— START Entries provided —

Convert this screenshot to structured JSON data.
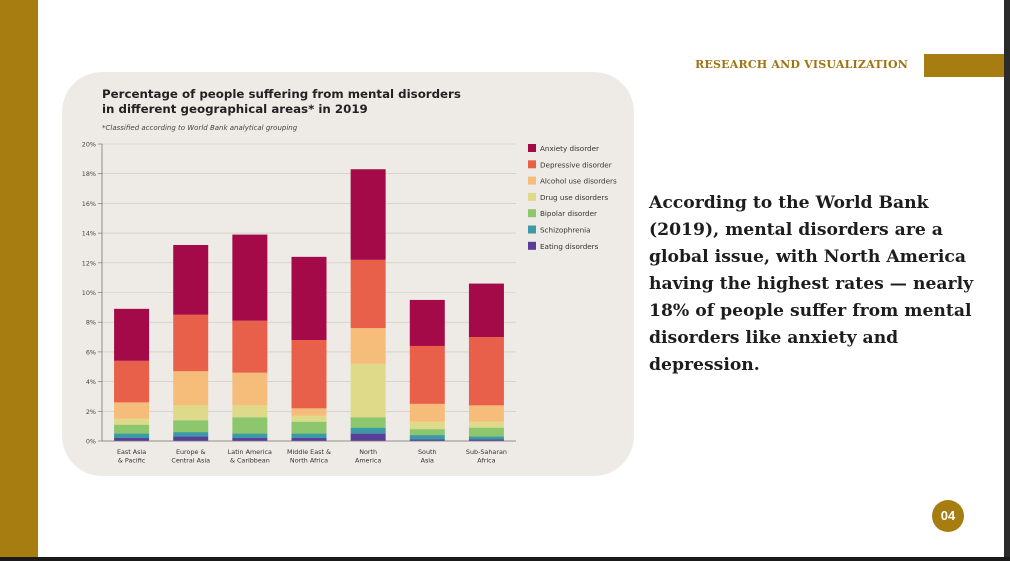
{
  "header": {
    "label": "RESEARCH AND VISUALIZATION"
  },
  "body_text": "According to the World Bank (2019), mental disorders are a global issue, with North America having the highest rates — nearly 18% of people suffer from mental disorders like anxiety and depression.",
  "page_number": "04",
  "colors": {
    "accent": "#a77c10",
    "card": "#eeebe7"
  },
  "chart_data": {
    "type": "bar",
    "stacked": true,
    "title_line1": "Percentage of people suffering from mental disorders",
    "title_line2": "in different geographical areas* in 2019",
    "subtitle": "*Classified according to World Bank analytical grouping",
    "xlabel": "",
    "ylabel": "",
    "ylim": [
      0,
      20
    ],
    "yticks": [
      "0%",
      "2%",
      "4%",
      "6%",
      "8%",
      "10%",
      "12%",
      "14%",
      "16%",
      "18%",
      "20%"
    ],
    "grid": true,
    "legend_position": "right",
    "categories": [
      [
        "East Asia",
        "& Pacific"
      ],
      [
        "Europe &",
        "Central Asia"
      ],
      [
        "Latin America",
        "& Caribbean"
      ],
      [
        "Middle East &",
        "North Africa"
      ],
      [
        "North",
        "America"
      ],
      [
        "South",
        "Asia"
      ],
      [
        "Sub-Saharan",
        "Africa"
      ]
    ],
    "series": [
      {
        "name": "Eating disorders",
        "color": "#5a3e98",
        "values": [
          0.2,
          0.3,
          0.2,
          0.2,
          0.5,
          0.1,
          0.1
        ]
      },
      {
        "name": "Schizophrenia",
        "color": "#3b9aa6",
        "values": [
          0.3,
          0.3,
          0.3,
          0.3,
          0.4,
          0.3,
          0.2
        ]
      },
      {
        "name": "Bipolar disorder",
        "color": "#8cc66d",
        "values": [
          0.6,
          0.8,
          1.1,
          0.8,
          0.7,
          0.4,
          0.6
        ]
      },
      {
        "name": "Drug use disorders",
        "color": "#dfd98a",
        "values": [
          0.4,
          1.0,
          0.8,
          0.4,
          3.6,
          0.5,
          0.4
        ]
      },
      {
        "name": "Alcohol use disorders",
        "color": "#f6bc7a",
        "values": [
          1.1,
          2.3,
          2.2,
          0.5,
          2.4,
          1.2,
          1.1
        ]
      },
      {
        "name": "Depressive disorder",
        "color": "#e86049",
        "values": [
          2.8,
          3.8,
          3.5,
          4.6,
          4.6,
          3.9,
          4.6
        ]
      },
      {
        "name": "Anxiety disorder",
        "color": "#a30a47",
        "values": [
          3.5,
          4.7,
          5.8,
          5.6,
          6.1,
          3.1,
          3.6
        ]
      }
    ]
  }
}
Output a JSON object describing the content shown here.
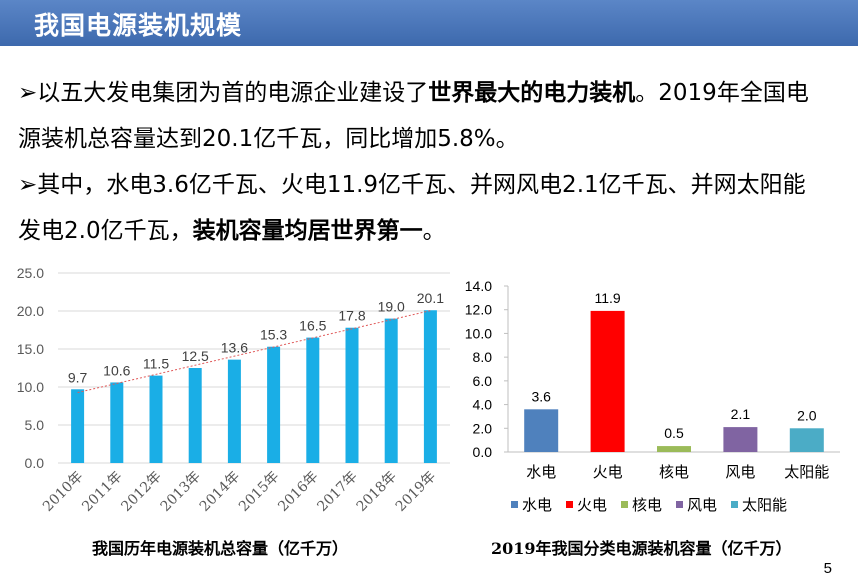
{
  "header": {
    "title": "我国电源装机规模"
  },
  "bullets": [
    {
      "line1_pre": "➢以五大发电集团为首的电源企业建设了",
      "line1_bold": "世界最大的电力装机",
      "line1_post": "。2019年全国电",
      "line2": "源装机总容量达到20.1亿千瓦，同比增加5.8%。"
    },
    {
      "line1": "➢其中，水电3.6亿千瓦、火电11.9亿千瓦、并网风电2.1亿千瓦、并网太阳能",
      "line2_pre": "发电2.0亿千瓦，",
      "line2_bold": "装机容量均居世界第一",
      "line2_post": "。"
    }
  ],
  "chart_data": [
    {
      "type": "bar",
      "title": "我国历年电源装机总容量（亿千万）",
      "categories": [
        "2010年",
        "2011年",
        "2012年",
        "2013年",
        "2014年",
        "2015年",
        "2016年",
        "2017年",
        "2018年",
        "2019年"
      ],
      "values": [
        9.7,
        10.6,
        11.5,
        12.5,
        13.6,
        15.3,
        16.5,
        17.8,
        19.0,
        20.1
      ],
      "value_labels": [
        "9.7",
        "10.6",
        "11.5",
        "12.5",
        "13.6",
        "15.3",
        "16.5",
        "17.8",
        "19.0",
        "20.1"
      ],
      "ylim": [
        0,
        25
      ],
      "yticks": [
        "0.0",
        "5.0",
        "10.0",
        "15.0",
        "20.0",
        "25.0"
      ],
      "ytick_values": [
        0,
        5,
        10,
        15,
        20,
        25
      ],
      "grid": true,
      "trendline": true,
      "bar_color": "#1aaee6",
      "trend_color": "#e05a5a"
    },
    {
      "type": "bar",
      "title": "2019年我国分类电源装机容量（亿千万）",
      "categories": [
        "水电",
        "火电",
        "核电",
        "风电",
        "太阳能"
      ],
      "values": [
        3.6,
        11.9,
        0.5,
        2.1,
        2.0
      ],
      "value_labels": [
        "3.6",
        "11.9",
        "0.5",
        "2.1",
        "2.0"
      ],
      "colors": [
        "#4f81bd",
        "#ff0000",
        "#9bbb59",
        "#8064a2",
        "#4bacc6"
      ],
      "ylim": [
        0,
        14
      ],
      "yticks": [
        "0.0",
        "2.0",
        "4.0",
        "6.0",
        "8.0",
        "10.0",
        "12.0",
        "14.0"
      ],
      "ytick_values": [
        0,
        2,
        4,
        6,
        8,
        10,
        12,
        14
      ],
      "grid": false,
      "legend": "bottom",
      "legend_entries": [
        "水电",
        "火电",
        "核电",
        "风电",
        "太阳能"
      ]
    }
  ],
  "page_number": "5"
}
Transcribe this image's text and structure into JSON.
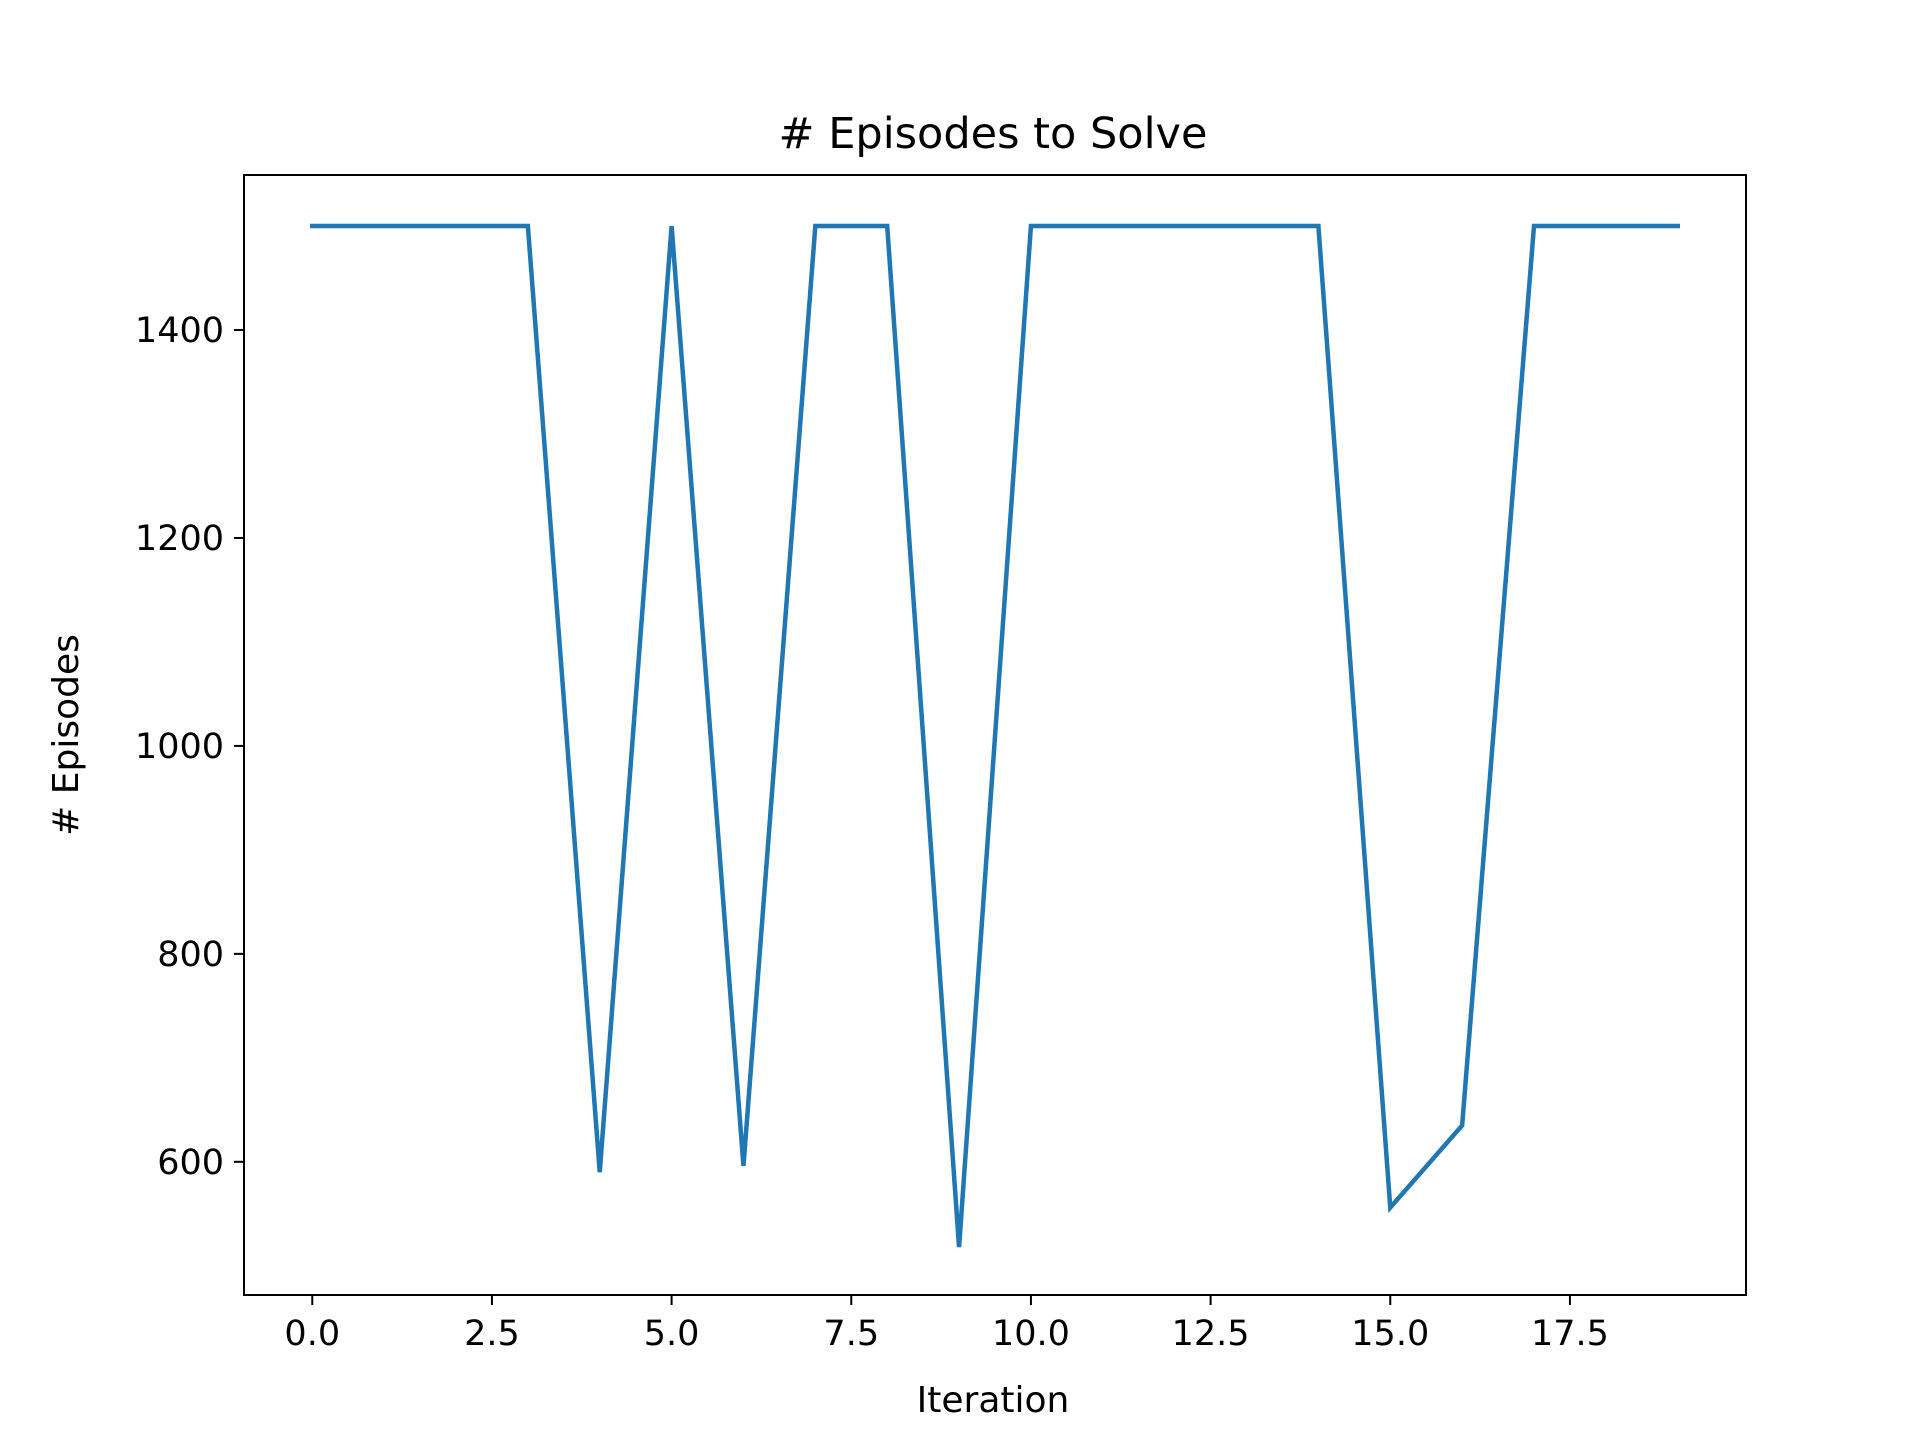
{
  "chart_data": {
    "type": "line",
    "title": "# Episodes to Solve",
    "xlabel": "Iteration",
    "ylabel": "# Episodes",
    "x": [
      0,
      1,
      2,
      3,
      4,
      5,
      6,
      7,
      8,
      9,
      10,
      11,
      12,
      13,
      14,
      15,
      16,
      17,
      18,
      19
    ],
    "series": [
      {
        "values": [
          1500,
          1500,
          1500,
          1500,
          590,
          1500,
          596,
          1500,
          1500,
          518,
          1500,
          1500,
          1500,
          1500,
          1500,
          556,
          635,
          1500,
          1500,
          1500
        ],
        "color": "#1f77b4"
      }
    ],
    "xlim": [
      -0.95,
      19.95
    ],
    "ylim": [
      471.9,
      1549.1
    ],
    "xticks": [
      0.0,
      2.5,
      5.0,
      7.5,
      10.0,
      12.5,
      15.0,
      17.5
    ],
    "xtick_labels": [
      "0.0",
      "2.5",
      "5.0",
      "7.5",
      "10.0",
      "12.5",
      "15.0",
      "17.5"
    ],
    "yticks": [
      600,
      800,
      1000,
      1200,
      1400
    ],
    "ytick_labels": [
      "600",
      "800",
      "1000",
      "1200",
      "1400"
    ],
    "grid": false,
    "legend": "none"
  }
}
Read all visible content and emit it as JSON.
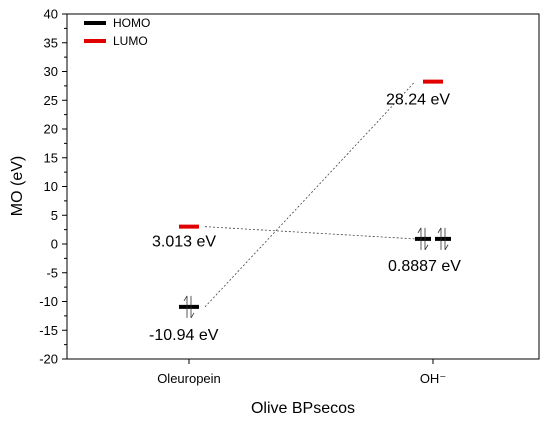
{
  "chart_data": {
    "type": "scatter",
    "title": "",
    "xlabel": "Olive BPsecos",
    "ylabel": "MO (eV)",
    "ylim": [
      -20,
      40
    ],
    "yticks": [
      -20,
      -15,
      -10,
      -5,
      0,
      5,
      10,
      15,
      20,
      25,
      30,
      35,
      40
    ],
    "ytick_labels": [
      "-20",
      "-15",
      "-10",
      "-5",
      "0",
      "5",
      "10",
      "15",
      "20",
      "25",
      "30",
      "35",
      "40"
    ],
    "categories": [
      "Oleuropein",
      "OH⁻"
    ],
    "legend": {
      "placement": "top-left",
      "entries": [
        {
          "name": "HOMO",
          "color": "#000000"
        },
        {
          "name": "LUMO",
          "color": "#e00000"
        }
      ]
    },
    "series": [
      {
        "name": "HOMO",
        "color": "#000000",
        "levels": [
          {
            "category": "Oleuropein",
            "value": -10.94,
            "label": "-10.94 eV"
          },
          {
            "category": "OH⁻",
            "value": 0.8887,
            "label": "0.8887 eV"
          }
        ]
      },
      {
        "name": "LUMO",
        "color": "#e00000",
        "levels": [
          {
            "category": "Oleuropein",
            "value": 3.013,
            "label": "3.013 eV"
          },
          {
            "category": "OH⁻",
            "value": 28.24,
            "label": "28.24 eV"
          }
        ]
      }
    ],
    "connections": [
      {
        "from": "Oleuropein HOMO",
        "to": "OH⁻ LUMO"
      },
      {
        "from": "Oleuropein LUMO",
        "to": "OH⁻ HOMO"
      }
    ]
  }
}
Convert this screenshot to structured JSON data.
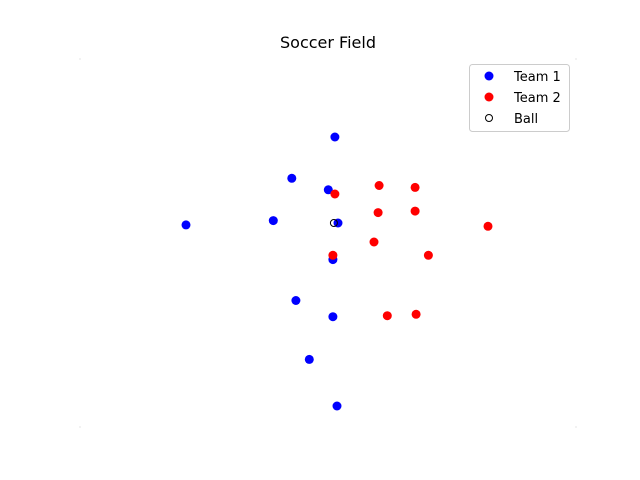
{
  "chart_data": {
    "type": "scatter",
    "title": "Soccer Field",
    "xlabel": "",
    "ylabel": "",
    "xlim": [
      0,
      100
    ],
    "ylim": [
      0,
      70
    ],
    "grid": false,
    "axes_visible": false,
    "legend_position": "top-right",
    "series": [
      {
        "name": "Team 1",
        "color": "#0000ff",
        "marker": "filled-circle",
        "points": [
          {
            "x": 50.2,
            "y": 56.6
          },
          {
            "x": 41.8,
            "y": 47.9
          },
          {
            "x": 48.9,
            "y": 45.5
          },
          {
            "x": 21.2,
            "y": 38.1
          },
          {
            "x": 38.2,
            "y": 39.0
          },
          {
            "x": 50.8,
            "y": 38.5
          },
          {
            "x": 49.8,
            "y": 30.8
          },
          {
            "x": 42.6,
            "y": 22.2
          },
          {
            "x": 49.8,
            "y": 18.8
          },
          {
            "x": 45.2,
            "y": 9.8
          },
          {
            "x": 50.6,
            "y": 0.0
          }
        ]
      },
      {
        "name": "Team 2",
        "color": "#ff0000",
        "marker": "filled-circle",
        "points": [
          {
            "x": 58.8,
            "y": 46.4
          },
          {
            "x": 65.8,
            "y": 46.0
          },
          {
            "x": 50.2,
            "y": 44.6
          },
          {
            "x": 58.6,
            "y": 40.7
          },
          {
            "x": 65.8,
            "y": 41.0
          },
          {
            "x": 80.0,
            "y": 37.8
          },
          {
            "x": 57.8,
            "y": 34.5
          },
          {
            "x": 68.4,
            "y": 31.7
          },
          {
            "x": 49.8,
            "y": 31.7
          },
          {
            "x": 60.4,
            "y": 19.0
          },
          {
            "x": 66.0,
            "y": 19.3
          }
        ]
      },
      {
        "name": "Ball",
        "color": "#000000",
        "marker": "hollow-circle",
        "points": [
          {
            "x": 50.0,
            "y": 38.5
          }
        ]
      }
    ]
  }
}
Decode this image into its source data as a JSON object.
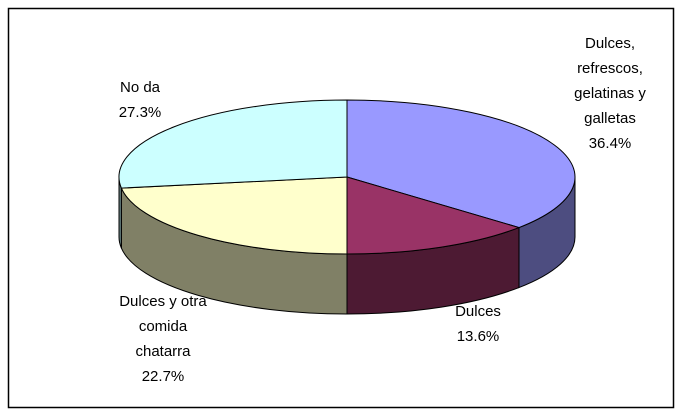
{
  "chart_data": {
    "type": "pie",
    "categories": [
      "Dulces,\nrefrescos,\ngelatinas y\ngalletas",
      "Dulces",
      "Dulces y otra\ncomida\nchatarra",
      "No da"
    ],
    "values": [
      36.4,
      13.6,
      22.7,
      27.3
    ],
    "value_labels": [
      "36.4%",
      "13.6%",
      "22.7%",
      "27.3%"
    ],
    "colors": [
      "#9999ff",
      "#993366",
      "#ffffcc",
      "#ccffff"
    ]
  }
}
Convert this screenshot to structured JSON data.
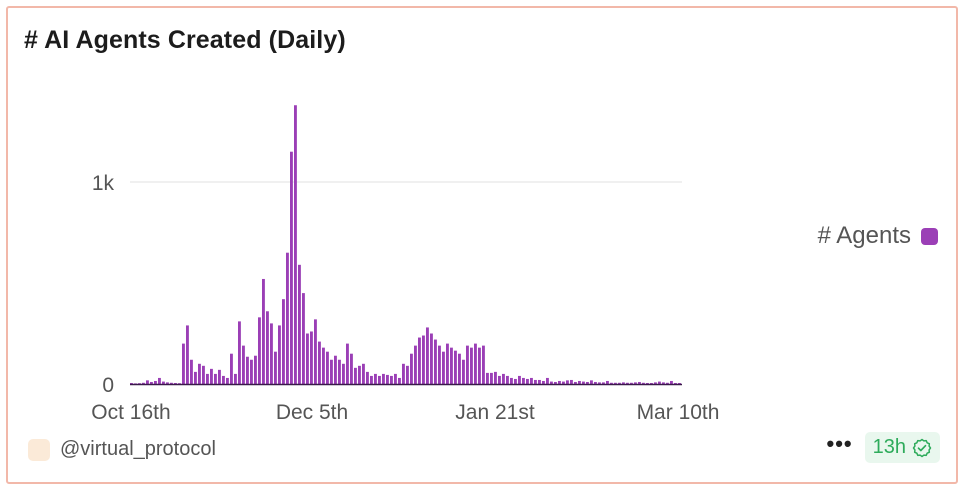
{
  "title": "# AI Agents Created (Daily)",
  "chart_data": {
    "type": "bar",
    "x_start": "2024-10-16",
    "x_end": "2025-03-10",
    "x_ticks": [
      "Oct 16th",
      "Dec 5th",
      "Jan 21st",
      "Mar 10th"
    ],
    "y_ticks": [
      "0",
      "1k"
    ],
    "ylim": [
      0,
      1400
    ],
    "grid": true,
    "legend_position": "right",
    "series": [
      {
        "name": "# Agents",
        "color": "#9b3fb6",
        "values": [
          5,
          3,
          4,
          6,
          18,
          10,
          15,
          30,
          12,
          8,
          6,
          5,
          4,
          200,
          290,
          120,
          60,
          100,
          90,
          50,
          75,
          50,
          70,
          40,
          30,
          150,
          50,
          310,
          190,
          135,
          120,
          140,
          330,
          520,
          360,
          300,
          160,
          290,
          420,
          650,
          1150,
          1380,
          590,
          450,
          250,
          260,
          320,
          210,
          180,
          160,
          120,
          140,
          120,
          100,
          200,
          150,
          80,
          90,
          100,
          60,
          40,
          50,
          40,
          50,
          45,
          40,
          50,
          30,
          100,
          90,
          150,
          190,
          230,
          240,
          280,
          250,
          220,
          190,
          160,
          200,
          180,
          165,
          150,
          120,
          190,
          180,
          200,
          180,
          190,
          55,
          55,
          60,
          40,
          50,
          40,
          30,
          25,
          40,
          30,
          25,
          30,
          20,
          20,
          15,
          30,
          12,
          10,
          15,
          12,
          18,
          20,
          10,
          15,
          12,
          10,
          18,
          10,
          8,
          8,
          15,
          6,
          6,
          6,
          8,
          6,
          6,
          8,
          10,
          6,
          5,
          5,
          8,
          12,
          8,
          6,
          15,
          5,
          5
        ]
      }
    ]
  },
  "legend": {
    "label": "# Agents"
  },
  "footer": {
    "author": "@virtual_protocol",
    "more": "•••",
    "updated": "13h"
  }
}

— END Entries provided —

Challenge.
Extract from the data every line where "North" shows up.

Task solution.
  "body_text": "According to the World Bank (2019), mental disorders are a global issue, with North America having the highest rates — nearly 18% of people suffer from mental disorders like anxiety and depression.",
        "North Africa"
        "North",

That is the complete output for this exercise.